TO BE DONE
Transcribe the entries below exactly.

SUPPLIED INFORMATION

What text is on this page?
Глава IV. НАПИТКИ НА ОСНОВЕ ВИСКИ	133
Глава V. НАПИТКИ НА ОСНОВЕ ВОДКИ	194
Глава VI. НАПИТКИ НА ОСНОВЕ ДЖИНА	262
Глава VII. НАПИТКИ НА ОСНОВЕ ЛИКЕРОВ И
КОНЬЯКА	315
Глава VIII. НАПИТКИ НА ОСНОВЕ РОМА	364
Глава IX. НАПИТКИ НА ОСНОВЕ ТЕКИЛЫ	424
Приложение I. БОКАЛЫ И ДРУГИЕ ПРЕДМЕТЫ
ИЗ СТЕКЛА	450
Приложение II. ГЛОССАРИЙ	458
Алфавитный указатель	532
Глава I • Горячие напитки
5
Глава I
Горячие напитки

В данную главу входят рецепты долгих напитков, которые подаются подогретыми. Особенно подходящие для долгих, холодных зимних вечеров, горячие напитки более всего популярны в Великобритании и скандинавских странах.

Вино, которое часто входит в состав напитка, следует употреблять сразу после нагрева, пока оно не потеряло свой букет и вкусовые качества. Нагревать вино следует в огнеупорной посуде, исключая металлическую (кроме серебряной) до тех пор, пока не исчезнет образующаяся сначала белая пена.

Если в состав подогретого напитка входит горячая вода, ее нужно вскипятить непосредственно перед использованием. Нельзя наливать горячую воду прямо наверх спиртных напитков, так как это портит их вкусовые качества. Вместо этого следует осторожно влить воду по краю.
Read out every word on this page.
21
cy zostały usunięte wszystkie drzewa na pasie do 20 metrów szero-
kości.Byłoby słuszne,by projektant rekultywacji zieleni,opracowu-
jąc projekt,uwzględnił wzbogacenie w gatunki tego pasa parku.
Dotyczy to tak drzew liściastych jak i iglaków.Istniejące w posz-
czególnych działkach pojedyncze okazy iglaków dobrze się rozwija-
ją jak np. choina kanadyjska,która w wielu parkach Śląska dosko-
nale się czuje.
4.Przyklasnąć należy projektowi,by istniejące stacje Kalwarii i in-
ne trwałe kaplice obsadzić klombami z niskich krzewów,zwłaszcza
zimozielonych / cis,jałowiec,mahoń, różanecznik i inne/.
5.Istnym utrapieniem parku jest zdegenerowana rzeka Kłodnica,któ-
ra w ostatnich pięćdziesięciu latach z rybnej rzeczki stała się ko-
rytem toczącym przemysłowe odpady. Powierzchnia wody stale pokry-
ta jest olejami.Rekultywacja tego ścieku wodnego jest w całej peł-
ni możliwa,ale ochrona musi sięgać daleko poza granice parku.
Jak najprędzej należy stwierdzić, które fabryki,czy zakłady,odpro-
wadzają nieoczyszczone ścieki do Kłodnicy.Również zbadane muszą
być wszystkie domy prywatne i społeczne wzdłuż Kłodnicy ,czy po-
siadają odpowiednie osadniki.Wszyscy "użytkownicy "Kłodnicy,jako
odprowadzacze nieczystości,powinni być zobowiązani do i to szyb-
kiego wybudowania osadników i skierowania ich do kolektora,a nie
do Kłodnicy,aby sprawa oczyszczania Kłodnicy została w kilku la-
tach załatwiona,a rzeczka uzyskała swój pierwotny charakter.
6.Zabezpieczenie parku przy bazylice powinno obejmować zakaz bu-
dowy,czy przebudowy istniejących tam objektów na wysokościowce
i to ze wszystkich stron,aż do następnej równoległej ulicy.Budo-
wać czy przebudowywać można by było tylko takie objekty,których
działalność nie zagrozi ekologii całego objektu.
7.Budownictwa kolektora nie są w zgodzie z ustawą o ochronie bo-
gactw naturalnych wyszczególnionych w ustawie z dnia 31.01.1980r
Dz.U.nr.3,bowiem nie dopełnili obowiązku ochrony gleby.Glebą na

ANSWER
What text is on this page?
Глава IV. НАПИТКИ НА ОСНОВЕ ВИСКИ	133
Глава V. НАПИТКИ НА ОСНОВЕ ВОДКИ	194
Глава VI. НАПИТКИ НА ОСНОВЕ ДЖИНА	262
Глава VII. НАПИТКИ НА ОСНОВЕ ЛИКЕРОВ И
КОНЬЯКА	315
Глава VIII. НАПИТКИ НА ОСНОВЕ РОМА	364
Глава IX. НАПИТКИ НА ОСНОВЕ ТЕКИЛЫ	424
Приложение I. БОКАЛЫ И ДРУГИЕ ПРЕДМЕТЫ
ИЗ СТЕКЛА	450
Приложение II. ГЛОССАРИЙ	458
Алфавитный указатель	532
Глава I • Горячие напитки
5
Глава I
Горячие напитки

В данную главу входят рецепты долгих напитков, которые подаются подогретыми. Особенно подходящие для долгих, холодных зимних вечеров, горячие напитки более всего популярны в Великобритании и скандинавских странах.

Вино, которое часто входит в состав напитка, следует употреблять сразу после нагрева, пока оно не потеряло свой букет и вкусовые качества. Нагревать вино следует в огнеупорной посуде, исключая металлическую (кроме серебряной) до тех пор, пока не исчезнет образующаяся сначала белая пена.

Если в состав подогретого напитка входит горячая вода, ее нужно вскипятить непосредственно перед использованием. Нельзя наливать горячую воду прямо наверх спиртных напитков, так как это портит их вкусовые качества. Вместо этого следует осторожно влить воду по краю.
Read out every word on this page.
21
cy zostały usunięte wszystkie drzewa na pasie do 20 metrów szero-
kości.Byłoby słuszne,by projektant rekultywacji zieleni,opracowu-
jąc projekt,uwzględnił wzbogacenie w gatunki tego pasa parku.
Dotyczy to tak drzew liściastych jak i iglaków.Istniejące w posz-
czególnych działkach pojedyncze okazy iglaków dobrze się rozwija-
ją jak np. choina kanadyjska,która w wielu parkach Śląska dosko-
nale się czuje.
4.Przyklasnąć należy projektowi,by istniejące stacje Kalwarii i in-
ne trwałe kaplice obsadzić klombami z niskich krzewów,zwłaszcza
zimozielonych / cis,jałowiec,mahoń, różanecznik i inne/.
5.Istnym utrapieniem parku jest zdegenerowana rzeka Kłodnica,któ-
ra w ostatnich pięćdziesięciu latach z rybnej rzeczki stała się ko-
rytem toczącym przemysłowe odpady. Powierzchnia wody stale pokry-
ta jest olejami.Rekultywacja tego ścieku wodnego jest w całej peł-
ni możliwa,ale ochrona musi sięgać daleko poza granice parku.
Jak najprędzej należy stwierdzić, które fabryki,czy zakłady,odpro-
wadzają nieoczyszczone ścieki do Kłodnicy.Również zbadane muszą
być wszystkie domy prywatne i społeczne wzdłuż Kłodnicy ,czy po-
siadają odpowiednie osadniki.Wszyscy "użytkownicy "Kłodnicy,jako
odprowadzacze nieczystości,powinni być zobowiązani do i to szyb-
kiego wybudowania osadników i skierowania ich do kolektora,a nie
do Kłodnicy,aby sprawa oczyszczania Kłodnicy została w kilku la-
tach załatwiona,a rzeczka uzyskała swój pierwotny charakter.
6.Zabezpieczenie parku przy bazylice powinno obejmować zakaz bu-
dowy,czy przebudowy istniejących tam objektów na wysokościowce
i to ze wszystkich stron,aż do następnej równoległej ulicy.Budo-
wać czy przebudowywać można by było tylko takie objekty,których
działalność nie zagrozi ekologii całego objektu.
7.Budownictwa kolektora nie są w zgodzie z ustawą o ochronie bo-
gactw naturalnych wyszczególnionych w ustawie z dnia 31.01.1980r
Dz.U.nr.3,bowiem nie dopełnili obowiązku ochrony gleby.Glebą na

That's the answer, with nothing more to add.